» **Task objective**
Wherever the string "this" appears in the listing, copy that line.
# Data listing start
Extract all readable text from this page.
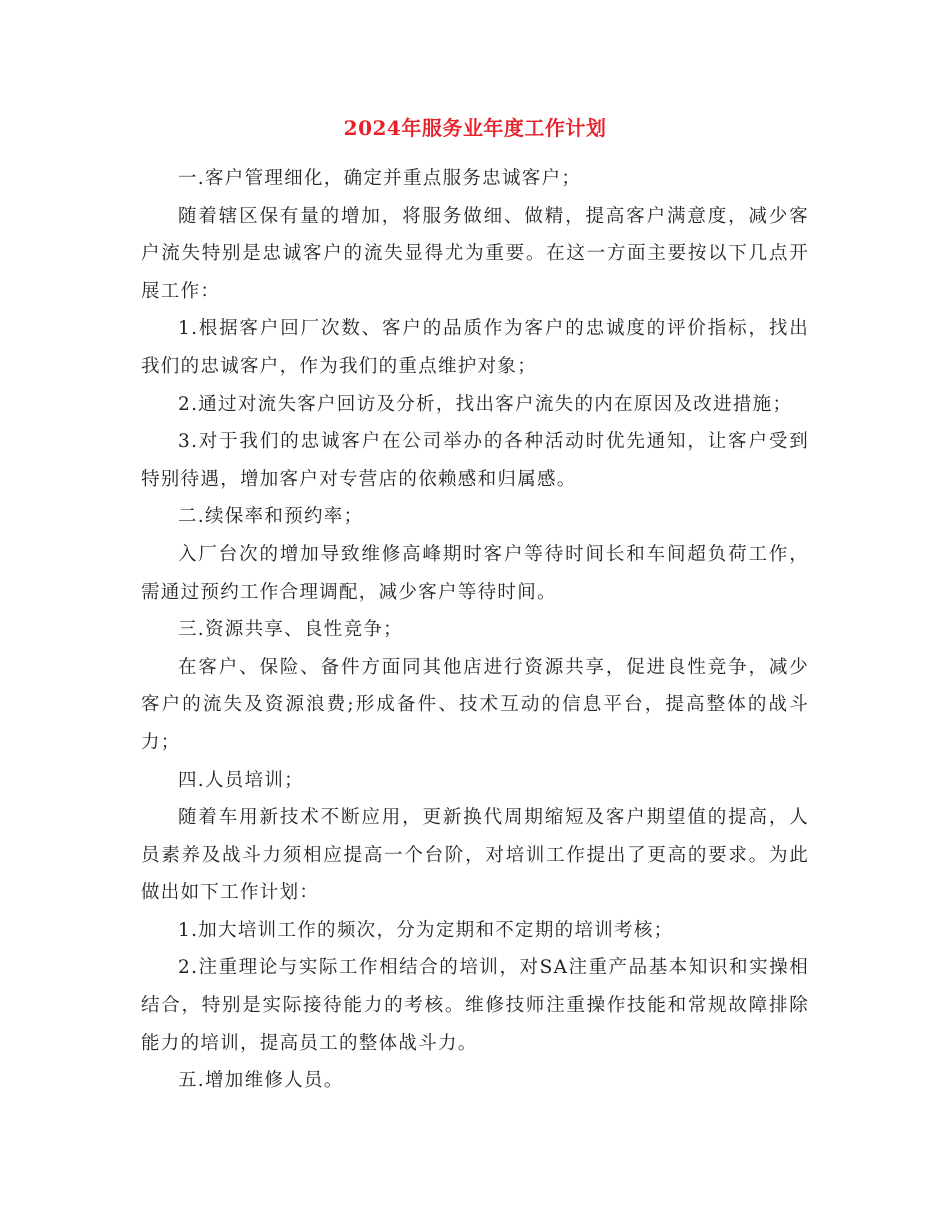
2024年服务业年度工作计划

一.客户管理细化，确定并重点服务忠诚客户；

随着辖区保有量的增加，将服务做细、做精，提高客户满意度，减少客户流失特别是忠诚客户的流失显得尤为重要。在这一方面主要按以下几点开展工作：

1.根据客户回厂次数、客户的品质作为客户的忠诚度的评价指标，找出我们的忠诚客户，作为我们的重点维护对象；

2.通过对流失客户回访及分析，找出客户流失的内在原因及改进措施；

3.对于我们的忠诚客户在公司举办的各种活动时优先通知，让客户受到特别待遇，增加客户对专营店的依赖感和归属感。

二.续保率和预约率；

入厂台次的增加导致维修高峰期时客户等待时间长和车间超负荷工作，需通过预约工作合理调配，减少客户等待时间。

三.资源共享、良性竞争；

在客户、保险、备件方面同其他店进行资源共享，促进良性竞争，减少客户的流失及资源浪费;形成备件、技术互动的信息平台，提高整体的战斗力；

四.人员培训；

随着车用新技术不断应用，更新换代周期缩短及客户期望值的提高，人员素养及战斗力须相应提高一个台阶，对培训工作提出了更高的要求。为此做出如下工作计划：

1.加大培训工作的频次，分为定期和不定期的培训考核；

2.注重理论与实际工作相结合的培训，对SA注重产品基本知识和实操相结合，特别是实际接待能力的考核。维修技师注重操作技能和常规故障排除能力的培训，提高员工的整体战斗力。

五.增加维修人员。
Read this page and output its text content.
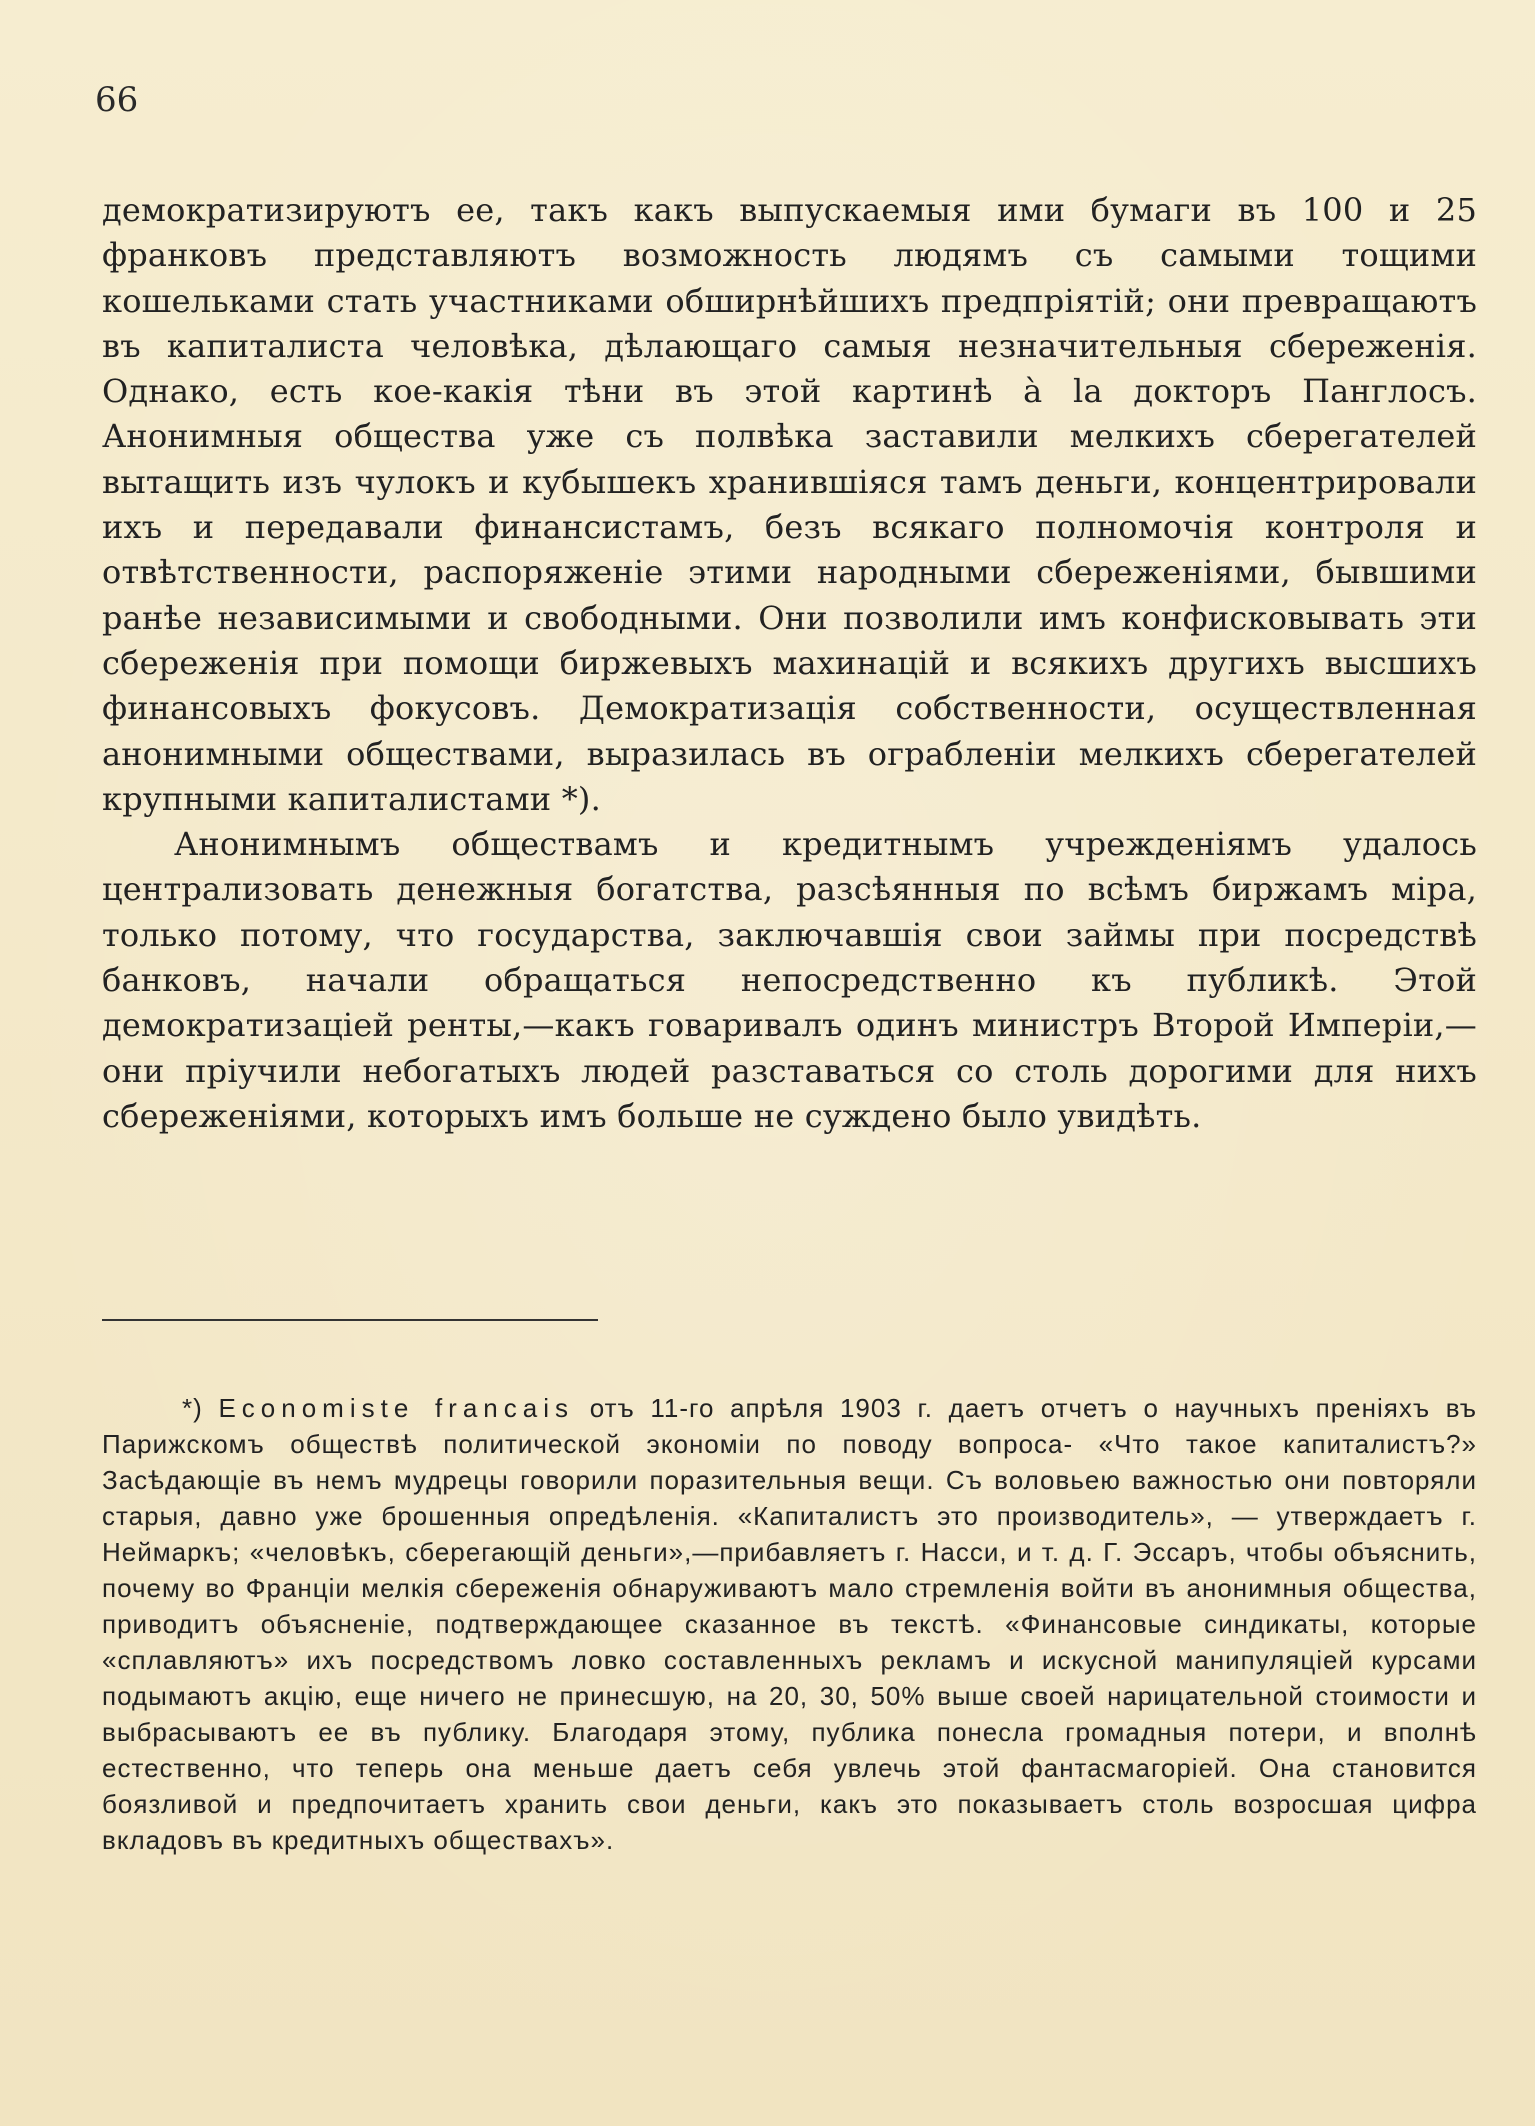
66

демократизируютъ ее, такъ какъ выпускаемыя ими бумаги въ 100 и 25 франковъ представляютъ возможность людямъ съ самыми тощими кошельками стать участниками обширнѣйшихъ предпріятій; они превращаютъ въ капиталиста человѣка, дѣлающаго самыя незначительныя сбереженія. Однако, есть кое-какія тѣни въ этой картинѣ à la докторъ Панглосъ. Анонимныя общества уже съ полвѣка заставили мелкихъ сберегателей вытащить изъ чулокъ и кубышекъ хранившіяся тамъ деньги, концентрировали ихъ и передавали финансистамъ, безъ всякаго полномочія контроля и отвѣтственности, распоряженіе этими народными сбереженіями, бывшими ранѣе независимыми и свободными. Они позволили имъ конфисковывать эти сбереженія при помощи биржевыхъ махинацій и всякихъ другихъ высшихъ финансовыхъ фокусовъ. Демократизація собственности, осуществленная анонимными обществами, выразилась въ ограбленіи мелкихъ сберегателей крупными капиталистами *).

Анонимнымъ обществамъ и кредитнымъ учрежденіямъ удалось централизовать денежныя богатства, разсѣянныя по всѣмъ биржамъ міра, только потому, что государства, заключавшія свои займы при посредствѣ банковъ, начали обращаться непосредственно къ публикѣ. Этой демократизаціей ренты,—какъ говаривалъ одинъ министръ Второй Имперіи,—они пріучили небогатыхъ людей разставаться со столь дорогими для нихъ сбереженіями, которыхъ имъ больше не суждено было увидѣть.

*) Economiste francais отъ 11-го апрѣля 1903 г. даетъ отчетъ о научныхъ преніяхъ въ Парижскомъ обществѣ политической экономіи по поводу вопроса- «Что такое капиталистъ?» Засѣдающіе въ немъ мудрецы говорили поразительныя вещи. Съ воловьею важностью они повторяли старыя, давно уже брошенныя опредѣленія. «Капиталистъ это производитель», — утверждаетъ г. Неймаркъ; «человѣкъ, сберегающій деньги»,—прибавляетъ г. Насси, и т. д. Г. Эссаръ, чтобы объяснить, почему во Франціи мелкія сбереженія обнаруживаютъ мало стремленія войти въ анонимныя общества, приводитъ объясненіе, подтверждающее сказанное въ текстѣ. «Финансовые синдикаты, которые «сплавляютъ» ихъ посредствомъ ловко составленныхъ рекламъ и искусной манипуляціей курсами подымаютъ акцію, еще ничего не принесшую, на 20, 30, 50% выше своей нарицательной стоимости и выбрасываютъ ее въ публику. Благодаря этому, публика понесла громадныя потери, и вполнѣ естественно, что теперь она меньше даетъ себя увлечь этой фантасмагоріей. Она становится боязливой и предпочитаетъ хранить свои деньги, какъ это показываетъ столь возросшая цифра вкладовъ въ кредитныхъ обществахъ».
# Data listing end
» **Answer to the task**
Extract all readable text from this page.
Read this page and output its text content.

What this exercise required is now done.